-- START Records --

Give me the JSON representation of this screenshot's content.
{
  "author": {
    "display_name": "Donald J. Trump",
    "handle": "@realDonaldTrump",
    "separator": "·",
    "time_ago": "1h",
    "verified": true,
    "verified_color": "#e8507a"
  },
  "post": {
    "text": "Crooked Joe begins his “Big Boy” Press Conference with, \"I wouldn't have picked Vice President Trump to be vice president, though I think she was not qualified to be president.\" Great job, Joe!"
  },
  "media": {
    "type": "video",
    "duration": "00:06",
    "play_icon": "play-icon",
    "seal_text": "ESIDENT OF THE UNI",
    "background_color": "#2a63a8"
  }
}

-- END Records --

__What you have to do__.
Copy all the lines, exactly.

__Response to the task__.
Give me the JSON representation of this screenshot's content.
{
  "author": {
    "display_name": "Donald J. Trump",
    "handle": "@realDonaldTrump",
    "separator": "·",
    "time_ago": "1h",
    "verified": true,
    "verified_color": "#e8507a"
  },
  "post": {
    "text": "Crooked Joe begins his “Big Boy” Press Conference with, \"I wouldn't have picked Vice President Trump to be vice president, though I think she was not qualified to be president.\" Great job, Joe!"
  },
  "media": {
    "type": "video",
    "duration": "00:06",
    "play_icon": "play-icon",
    "seal_text": "ESIDENT OF THE UNI",
    "background_color": "#2a63a8"
  }
}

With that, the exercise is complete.